Written problem:
Copy out every line of the records below word for word, leaving out the pictures.

= = =

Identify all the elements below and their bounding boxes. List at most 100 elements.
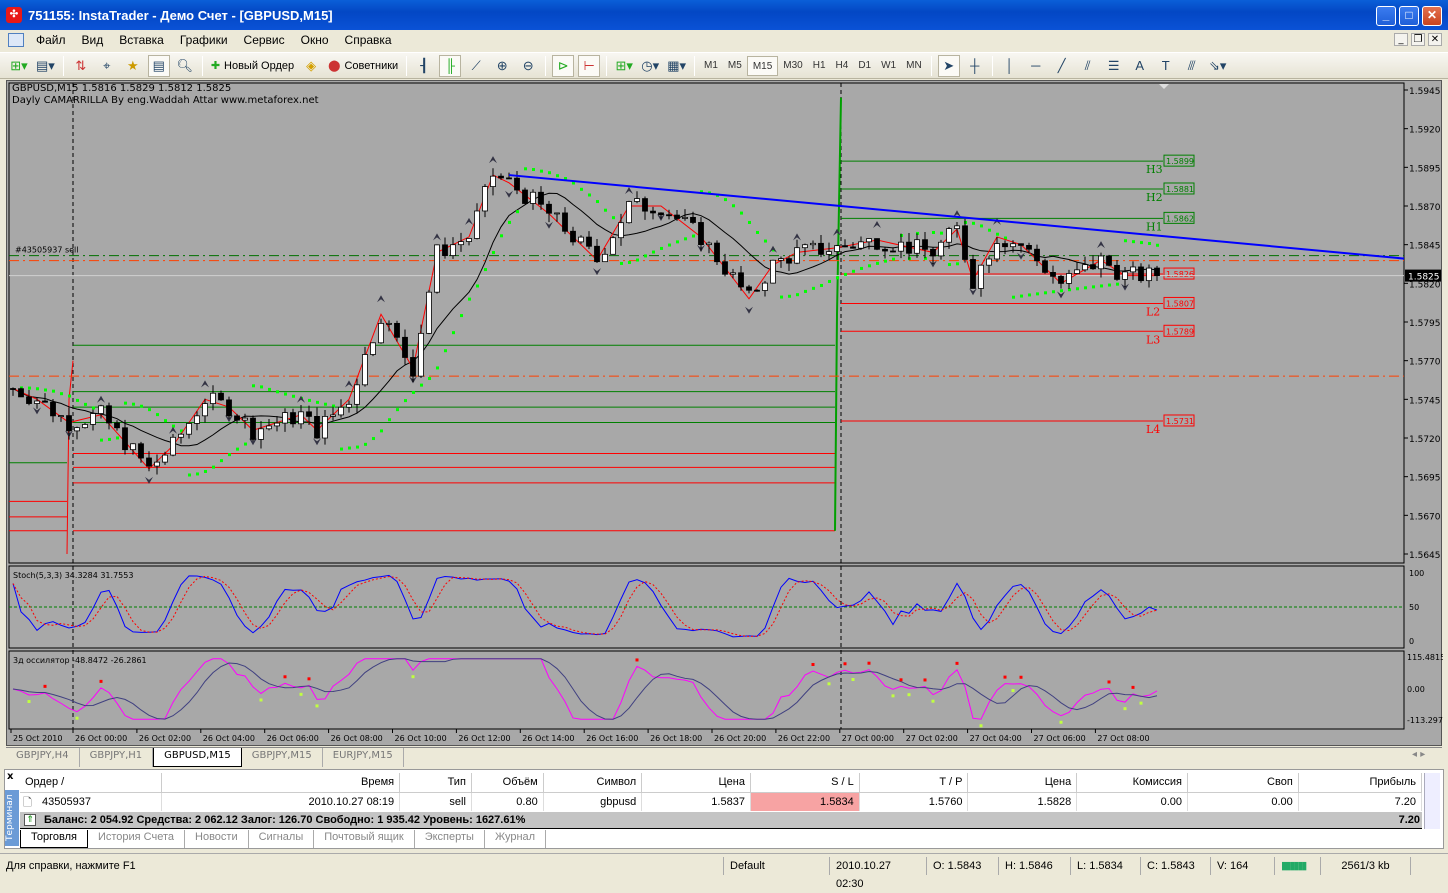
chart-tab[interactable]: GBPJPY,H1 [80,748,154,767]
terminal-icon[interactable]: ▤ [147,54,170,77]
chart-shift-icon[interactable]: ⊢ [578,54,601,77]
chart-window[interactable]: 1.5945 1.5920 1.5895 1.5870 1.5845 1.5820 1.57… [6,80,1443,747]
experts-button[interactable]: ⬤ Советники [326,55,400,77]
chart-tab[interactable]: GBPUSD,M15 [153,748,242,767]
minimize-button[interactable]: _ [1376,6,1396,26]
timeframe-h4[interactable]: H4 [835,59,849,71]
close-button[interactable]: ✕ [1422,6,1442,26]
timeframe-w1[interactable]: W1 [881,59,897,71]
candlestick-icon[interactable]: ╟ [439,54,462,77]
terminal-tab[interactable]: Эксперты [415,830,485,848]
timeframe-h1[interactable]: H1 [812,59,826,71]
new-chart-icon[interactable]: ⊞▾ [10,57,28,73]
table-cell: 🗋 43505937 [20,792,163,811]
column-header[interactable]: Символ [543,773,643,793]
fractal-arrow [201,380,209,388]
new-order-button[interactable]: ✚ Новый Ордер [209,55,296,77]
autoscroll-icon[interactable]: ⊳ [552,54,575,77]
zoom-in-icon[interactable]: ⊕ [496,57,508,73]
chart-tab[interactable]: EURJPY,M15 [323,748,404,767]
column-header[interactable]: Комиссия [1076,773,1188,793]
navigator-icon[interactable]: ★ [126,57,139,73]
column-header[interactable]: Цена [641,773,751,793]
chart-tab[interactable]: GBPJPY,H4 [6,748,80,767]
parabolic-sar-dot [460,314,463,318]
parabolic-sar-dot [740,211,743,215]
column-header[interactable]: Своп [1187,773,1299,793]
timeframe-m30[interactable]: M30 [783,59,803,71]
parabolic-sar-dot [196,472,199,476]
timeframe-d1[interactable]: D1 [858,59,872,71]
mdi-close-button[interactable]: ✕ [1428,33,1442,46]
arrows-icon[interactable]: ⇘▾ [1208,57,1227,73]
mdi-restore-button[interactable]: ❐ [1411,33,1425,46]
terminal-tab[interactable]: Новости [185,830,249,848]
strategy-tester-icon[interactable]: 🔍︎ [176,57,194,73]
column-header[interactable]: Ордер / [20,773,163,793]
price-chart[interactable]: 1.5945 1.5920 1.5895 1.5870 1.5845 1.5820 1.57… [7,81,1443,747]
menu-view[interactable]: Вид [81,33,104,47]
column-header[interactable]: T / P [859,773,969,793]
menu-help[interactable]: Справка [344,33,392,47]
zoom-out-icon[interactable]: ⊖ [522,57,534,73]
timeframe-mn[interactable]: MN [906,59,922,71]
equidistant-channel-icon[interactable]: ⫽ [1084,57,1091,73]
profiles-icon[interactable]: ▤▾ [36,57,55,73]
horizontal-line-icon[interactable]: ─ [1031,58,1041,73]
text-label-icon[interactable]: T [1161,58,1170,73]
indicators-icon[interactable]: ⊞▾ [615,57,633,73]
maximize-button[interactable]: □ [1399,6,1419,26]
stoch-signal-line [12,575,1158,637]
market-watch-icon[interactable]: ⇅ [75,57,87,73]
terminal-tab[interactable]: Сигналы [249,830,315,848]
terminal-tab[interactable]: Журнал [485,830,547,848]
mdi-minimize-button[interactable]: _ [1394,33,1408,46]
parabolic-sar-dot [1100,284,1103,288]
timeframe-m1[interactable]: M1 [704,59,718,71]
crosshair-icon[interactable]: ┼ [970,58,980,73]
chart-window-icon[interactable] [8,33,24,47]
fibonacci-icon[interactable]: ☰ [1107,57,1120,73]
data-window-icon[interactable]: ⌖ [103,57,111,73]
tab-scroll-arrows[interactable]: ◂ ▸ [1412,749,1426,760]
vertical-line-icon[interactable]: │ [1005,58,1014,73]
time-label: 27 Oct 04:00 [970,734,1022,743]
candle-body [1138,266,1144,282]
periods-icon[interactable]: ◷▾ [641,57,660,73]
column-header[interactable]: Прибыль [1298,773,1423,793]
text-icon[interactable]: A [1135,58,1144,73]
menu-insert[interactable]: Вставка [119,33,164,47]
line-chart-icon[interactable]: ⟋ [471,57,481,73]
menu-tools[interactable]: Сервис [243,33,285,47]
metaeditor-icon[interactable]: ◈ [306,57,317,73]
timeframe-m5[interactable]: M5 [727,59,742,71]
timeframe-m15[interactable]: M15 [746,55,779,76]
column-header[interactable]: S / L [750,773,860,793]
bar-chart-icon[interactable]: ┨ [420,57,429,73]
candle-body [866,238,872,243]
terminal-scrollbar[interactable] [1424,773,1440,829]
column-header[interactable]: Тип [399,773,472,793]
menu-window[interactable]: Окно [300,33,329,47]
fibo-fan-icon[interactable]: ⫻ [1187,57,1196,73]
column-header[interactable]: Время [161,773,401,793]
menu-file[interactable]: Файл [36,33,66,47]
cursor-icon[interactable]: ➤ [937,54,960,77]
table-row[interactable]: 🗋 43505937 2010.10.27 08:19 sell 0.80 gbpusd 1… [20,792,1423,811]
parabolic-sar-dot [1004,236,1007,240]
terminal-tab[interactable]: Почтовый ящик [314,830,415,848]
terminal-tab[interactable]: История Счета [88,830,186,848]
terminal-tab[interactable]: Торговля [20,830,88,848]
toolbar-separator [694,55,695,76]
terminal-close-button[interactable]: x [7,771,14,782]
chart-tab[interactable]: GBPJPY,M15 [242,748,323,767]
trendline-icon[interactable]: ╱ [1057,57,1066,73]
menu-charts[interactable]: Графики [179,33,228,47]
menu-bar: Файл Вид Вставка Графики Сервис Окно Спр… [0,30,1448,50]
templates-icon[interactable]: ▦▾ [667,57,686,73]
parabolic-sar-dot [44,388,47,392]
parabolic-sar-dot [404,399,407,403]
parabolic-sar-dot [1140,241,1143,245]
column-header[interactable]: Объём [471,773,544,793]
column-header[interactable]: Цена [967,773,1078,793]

= = =

Written solution:
Identify all the elements below and their bounding boxes. List at most 100 elements.
chart-tab[interactable]: GBPJPY,H1 [80,748,154,767]
terminal-icon[interactable]: ▤ [147,54,170,77]
chart-shift-icon[interactable]: ⊢ [578,54,601,77]
chart-window[interactable]: 1.5945 1.5920 1.5895 1.5870 1.5845 1.5820 1.57… [6,80,1443,747]
experts-button[interactable]: ⬤ Советники [326,55,400,77]
chart-tab[interactable]: GBPUSD,M15 [153,748,242,767]
minimize-button[interactable]: _ [1376,6,1396,26]
timeframe-h4[interactable]: H4 [835,59,849,71]
close-button[interactable]: ✕ [1422,6,1442,26]
timeframe-w1[interactable]: W1 [881,59,897,71]
candlestick-icon[interactable]: ╟ [439,54,462,77]
terminal-tab[interactable]: Эксперты [415,830,485,848]
timeframe-h1[interactable]: H1 [812,59,826,71]
new-chart-icon[interactable]: ⊞▾ [10,57,28,73]
table-cell: 🗋 43505937 [20,792,163,811]
column-header[interactable]: Символ [543,773,643,793]
fractal-arrow [201,380,209,388]
new-order-button[interactable]: ✚ Новый Ордер [209,55,296,77]
autoscroll-icon[interactable]: ⊳ [552,54,575,77]
zoom-in-icon[interactable]: ⊕ [496,57,508,73]
chart-tab[interactable]: EURJPY,M15 [323,748,404,767]
column-header[interactable]: Комиссия [1076,773,1188,793]
navigator-icon[interactable]: ★ [126,57,139,73]
column-header[interactable]: Цена [641,773,751,793]
chart-tab[interactable]: GBPJPY,H4 [6,748,80,767]
parabolic-sar-dot [460,314,463,318]
parabolic-sar-dot [740,211,743,215]
column-header[interactable]: Своп [1187,773,1299,793]
timeframe-m30[interactable]: M30 [783,59,803,71]
parabolic-sar-dot [196,472,199,476]
timeframe-d1[interactable]: D1 [858,59,872,71]
mdi-close-button[interactable]: ✕ [1428,33,1442,46]
arrows-icon[interactable]: ⇘▾ [1208,57,1227,73]
mdi-restore-button[interactable]: ❐ [1411,33,1425,46]
terminal-tab[interactable]: Новости [185,830,249,848]
strategy-tester-icon[interactable]: 🔍︎ [176,57,194,73]
column-header[interactable]: Ордер / [20,773,163,793]
price-chart[interactable]: 1.5945 1.5920 1.5895 1.5870 1.5845 1.5820 1.57… [7,81,1443,747]
menu-view[interactable]: Вид [81,33,104,47]
column-header[interactable]: T / P [859,773,969,793]
menu-help[interactable]: Справка [344,33,392,47]
zoom-out-icon[interactable]: ⊖ [522,57,534,73]
timeframe-mn[interactable]: MN [906,59,922,71]
equidistant-channel-icon[interactable]: ⫽ [1084,57,1091,73]
profiles-icon[interactable]: ▤▾ [36,57,55,73]
horizontal-line-icon[interactable]: ─ [1031,58,1041,73]
text-label-icon[interactable]: T [1161,58,1170,73]
indicators-icon[interactable]: ⊞▾ [615,57,633,73]
maximize-button[interactable]: □ [1399,6,1419,26]
stoch-signal-line [12,575,1158,637]
market-watch-icon[interactable]: ⇅ [75,57,87,73]
terminal-tab[interactable]: Сигналы [249,830,315,848]
terminal-tab[interactable]: Журнал [485,830,547,848]
mdi-minimize-button[interactable]: _ [1394,33,1408,46]
parabolic-sar-dot [1100,284,1103,288]
timeframe-m1[interactable]: M1 [704,59,718,71]
crosshair-icon[interactable]: ┼ [970,58,980,73]
chart-window-icon[interactable] [8,33,24,47]
fibonacci-icon[interactable]: ☰ [1107,57,1120,73]
data-window-icon[interactable]: ⌖ [103,57,111,73]
tab-scroll-arrows[interactable]: ◂ ▸ [1412,749,1426,760]
vertical-line-icon[interactable]: │ [1005,58,1014,73]
time-label: 27 Oct 04:00 [970,734,1022,743]
candle-body [1138,266,1144,282]
periods-icon[interactable]: ◷▾ [641,57,660,73]
column-header[interactable]: Прибыль [1298,773,1423,793]
text-icon[interactable]: A [1135,58,1144,73]
menu-insert[interactable]: Вставка [119,33,164,47]
line-chart-icon[interactable]: ⟋ [471,57,481,73]
menu-tools[interactable]: Сервис [243,33,285,47]
metaeditor-icon[interactable]: ◈ [306,57,317,73]
timeframe-m5[interactable]: M5 [727,59,742,71]
timeframe-m15[interactable]: M15 [746,55,779,76]
column-header[interactable]: S / L [750,773,860,793]
bar-chart-icon[interactable]: ┨ [420,57,429,73]
candle-body [866,238,872,243]
terminal-scrollbar[interactable] [1424,773,1440,829]
column-header[interactable]: Тип [399,773,472,793]
menu-window[interactable]: Окно [300,33,329,47]
fibo-fan-icon[interactable]: ⫻ [1187,57,1196,73]
column-header[interactable]: Время [161,773,401,793]
menu-file[interactable]: Файл [36,33,66,47]
cursor-icon[interactable]: ➤ [937,54,960,77]
table-row[interactable]: 🗋 43505937 2010.10.27 08:19 sell 0.80 gbpusd 1… [20,792,1423,811]
parabolic-sar-dot [1004,236,1007,240]
terminal-tab[interactable]: Почтовый ящик [314,830,415,848]
terminal-tab[interactable]: История Счета [88,830,186,848]
terminal-tab[interactable]: Торговля [20,830,88,848]
toolbar-separator [694,55,695,76]
terminal-close-button[interactable]: x [7,771,14,782]
chart-tab[interactable]: GBPJPY,M15 [242,748,323,767]
trendline-icon[interactable]: ╱ [1057,57,1066,73]
menu-charts[interactable]: Графики [179,33,228,47]
menu-bar: Файл Вид Вставка Графики Сервис Окно Спр… [0,30,1448,50]
templates-icon[interactable]: ▦▾ [667,57,686,73]
parabolic-sar-dot [44,388,47,392]
parabolic-sar-dot [404,399,407,403]
parabolic-sar-dot [1140,241,1143,245]
column-header[interactable]: Объём [471,773,544,793]
column-header[interactable]: Цена [967,773,1078,793]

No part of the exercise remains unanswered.